* BEGIN Data to use *

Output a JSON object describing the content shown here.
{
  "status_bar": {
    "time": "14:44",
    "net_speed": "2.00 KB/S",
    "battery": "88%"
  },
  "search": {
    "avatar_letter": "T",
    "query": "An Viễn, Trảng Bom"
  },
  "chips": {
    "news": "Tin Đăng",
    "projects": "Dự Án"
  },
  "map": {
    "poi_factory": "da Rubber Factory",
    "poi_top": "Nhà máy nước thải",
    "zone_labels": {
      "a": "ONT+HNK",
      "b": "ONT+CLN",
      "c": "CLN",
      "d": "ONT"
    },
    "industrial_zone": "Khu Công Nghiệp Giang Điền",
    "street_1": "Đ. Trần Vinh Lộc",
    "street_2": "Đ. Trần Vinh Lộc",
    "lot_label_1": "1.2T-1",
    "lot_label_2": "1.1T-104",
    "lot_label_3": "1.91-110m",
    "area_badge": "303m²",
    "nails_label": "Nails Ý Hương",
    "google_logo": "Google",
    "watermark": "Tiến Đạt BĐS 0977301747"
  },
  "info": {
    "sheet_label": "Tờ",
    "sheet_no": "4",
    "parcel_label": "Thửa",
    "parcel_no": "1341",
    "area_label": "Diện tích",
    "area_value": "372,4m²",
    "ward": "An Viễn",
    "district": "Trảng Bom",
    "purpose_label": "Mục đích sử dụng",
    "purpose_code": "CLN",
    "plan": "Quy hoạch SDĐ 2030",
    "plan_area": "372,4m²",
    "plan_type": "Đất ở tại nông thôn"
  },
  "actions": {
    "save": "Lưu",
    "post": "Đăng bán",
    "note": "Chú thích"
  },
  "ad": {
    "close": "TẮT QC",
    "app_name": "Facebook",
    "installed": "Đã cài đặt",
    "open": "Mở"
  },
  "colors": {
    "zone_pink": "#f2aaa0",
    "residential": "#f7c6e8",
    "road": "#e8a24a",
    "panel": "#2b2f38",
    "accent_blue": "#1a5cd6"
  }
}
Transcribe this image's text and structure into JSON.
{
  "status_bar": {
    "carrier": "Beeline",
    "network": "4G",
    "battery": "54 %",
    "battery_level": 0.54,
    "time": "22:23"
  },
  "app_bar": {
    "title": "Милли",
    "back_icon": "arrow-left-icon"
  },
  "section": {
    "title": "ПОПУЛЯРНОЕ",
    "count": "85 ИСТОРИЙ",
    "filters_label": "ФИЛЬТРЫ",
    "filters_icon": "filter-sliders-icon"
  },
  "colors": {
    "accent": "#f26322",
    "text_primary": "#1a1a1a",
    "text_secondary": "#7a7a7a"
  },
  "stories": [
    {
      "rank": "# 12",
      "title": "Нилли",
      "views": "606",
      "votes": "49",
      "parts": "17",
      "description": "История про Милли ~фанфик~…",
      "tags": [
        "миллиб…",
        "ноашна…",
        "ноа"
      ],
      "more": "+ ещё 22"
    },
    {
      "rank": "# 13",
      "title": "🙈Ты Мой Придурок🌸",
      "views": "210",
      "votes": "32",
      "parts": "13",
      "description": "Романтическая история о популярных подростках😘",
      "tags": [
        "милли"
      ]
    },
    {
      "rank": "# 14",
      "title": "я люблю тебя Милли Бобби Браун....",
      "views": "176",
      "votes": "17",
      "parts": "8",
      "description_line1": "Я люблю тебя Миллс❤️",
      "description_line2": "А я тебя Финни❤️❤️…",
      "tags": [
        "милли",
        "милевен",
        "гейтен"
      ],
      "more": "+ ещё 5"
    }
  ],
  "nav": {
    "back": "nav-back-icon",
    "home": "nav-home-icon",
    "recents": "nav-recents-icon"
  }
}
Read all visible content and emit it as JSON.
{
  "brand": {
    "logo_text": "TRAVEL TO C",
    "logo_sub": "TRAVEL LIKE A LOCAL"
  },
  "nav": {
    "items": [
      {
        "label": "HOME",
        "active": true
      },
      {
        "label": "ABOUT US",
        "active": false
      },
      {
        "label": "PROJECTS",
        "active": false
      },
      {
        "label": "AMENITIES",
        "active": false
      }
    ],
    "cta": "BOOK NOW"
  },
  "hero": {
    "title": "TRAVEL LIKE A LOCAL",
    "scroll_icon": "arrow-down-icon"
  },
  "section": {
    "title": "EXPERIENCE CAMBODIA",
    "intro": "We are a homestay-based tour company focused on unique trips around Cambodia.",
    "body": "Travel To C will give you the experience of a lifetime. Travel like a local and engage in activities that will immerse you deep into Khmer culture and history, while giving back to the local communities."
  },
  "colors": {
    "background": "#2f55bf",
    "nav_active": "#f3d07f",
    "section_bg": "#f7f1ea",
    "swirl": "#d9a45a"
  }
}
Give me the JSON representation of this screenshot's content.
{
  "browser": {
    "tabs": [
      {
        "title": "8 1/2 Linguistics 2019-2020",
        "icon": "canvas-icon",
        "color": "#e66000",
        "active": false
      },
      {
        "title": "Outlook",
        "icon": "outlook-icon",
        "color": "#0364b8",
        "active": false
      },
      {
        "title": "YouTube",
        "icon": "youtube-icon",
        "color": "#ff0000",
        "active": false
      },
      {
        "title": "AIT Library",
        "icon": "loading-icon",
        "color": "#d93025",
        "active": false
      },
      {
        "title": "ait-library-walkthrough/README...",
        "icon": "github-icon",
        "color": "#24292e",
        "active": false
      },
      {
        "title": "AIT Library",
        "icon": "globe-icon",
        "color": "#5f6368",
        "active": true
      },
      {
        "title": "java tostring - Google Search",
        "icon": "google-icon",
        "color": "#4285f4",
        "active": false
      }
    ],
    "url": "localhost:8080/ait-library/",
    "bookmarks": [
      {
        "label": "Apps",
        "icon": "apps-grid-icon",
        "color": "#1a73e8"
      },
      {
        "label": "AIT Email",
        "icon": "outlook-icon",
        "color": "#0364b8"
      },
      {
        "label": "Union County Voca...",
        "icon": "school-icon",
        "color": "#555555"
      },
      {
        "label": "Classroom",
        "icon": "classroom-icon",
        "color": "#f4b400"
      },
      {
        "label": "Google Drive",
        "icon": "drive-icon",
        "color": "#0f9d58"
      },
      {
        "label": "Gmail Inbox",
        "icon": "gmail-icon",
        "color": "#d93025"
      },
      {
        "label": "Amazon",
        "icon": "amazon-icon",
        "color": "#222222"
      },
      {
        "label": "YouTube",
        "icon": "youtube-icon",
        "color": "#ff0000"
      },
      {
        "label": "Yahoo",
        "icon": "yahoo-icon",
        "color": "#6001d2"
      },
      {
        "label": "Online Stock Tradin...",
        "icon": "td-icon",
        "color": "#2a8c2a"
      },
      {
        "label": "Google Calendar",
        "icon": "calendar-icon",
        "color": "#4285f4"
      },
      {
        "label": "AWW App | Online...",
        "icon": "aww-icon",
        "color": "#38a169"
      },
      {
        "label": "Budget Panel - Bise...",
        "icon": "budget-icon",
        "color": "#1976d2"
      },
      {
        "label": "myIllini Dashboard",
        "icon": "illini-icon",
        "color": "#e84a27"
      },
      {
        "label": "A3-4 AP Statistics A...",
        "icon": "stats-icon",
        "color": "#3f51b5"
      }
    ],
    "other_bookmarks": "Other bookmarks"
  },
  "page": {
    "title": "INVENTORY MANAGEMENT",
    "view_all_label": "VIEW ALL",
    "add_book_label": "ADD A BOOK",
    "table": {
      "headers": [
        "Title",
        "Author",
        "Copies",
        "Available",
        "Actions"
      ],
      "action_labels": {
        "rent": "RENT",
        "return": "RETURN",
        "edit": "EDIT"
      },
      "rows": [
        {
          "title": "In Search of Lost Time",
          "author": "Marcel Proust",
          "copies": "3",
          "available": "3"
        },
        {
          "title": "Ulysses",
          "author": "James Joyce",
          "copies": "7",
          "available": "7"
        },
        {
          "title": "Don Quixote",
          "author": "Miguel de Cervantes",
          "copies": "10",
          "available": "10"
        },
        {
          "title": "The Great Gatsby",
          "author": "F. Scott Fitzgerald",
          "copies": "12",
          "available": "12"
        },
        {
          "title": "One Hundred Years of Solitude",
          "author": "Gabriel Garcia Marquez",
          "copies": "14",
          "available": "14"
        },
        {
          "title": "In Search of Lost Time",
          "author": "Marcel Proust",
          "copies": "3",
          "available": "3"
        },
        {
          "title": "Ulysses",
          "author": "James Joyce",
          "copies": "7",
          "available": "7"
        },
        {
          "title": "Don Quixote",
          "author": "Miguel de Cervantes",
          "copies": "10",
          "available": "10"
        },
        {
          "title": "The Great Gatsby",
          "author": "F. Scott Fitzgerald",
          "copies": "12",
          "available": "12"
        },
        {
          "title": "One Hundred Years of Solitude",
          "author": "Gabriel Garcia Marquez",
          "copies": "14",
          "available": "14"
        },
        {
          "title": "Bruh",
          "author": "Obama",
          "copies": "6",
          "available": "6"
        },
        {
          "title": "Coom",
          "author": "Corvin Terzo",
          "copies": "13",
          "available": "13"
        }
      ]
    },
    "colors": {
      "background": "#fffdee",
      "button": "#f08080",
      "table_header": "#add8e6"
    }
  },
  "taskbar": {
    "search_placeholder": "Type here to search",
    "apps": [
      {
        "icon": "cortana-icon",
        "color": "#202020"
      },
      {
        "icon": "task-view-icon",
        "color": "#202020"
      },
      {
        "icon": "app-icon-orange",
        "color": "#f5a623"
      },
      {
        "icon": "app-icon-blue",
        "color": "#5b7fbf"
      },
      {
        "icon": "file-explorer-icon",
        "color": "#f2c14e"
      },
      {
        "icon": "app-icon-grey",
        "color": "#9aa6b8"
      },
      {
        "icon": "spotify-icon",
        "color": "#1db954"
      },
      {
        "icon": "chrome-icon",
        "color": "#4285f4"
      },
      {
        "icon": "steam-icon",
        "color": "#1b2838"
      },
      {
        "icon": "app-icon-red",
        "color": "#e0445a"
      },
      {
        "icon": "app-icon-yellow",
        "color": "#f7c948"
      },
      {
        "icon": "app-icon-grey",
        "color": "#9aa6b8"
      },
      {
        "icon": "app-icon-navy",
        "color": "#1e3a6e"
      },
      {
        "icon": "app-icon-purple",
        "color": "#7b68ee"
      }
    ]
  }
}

* END Data to use *

**Your objective:** In the data above, count the lines where the word "bookmarks" appears; reply with the number only.

**Task result:** 2